-- begin DATASET ROWS --
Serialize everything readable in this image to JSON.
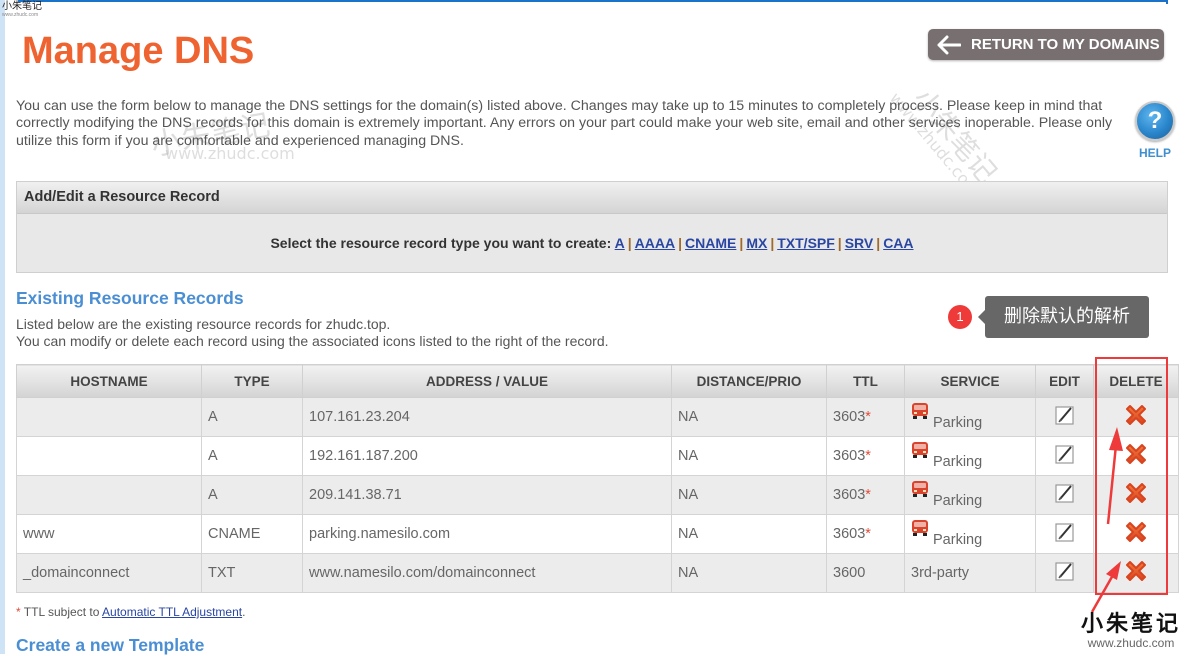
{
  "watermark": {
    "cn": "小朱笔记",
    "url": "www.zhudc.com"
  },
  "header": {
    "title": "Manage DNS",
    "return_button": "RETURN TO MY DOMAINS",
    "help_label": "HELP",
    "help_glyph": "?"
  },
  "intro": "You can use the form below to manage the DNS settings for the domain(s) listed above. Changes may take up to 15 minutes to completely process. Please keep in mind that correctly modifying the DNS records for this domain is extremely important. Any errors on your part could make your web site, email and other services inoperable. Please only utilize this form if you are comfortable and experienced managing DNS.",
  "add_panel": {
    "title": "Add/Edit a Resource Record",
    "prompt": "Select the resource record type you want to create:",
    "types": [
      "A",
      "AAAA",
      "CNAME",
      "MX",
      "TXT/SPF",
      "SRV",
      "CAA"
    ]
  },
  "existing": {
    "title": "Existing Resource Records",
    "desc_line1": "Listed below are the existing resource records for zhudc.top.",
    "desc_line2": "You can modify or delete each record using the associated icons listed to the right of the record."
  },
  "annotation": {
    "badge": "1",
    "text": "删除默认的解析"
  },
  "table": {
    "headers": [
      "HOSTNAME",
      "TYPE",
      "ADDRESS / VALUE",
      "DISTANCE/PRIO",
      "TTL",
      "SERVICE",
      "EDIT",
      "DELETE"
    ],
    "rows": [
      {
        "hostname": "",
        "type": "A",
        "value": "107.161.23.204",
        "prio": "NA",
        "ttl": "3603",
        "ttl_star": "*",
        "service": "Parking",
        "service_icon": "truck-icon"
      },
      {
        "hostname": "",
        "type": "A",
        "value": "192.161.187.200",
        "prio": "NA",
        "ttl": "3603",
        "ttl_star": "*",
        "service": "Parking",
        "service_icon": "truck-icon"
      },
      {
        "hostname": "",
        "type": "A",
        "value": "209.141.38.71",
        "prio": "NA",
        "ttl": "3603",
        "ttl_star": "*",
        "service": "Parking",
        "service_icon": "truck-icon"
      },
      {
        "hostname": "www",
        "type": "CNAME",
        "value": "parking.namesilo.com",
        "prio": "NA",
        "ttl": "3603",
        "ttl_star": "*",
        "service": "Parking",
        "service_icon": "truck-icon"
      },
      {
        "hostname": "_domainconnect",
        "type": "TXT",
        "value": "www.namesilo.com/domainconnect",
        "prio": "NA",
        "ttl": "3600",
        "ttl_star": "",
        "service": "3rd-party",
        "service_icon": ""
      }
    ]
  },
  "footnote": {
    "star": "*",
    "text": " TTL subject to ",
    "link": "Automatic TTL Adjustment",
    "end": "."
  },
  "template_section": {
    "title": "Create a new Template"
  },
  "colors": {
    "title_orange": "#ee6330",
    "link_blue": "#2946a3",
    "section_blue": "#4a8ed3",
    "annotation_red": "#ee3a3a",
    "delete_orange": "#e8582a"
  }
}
-- end DATASET ROWS --
Transcribe the whole listing exactly. Pictures are excluded.

→ **EXERCISE OUTPUT**
Serialize everything readable in this image to JSON.
{
  "watermark": {
    "cn": "小朱笔记",
    "url": "www.zhudc.com"
  },
  "header": {
    "title": "Manage DNS",
    "return_button": "RETURN TO MY DOMAINS",
    "help_label": "HELP",
    "help_glyph": "?"
  },
  "intro": "You can use the form below to manage the DNS settings for the domain(s) listed above. Changes may take up to 15 minutes to completely process. Please keep in mind that correctly modifying the DNS records for this domain is extremely important. Any errors on your part could make your web site, email and other services inoperable. Please only utilize this form if you are comfortable and experienced managing DNS.",
  "add_panel": {
    "title": "Add/Edit a Resource Record",
    "prompt": "Select the resource record type you want to create:",
    "types": [
      "A",
      "AAAA",
      "CNAME",
      "MX",
      "TXT/SPF",
      "SRV",
      "CAA"
    ]
  },
  "existing": {
    "title": "Existing Resource Records",
    "desc_line1": "Listed below are the existing resource records for zhudc.top.",
    "desc_line2": "You can modify or delete each record using the associated icons listed to the right of the record."
  },
  "annotation": {
    "badge": "1",
    "text": "删除默认的解析"
  },
  "table": {
    "headers": [
      "HOSTNAME",
      "TYPE",
      "ADDRESS / VALUE",
      "DISTANCE/PRIO",
      "TTL",
      "SERVICE",
      "EDIT",
      "DELETE"
    ],
    "rows": [
      {
        "hostname": "",
        "type": "A",
        "value": "107.161.23.204",
        "prio": "NA",
        "ttl": "3603",
        "ttl_star": "*",
        "service": "Parking",
        "service_icon": "truck-icon"
      },
      {
        "hostname": "",
        "type": "A",
        "value": "192.161.187.200",
        "prio": "NA",
        "ttl": "3603",
        "ttl_star": "*",
        "service": "Parking",
        "service_icon": "truck-icon"
      },
      {
        "hostname": "",
        "type": "A",
        "value": "209.141.38.71",
        "prio": "NA",
        "ttl": "3603",
        "ttl_star": "*",
        "service": "Parking",
        "service_icon": "truck-icon"
      },
      {
        "hostname": "www",
        "type": "CNAME",
        "value": "parking.namesilo.com",
        "prio": "NA",
        "ttl": "3603",
        "ttl_star": "*",
        "service": "Parking",
        "service_icon": "truck-icon"
      },
      {
        "hostname": "_domainconnect",
        "type": "TXT",
        "value": "www.namesilo.com/domainconnect",
        "prio": "NA",
        "ttl": "3600",
        "ttl_star": "",
        "service": "3rd-party",
        "service_icon": ""
      }
    ]
  },
  "footnote": {
    "star": "*",
    "text": " TTL subject to ",
    "link": "Automatic TTL Adjustment",
    "end": "."
  },
  "template_section": {
    "title": "Create a new Template"
  },
  "colors": {
    "title_orange": "#ee6330",
    "link_blue": "#2946a3",
    "section_blue": "#4a8ed3",
    "annotation_red": "#ee3a3a",
    "delete_orange": "#e8582a"
  }
}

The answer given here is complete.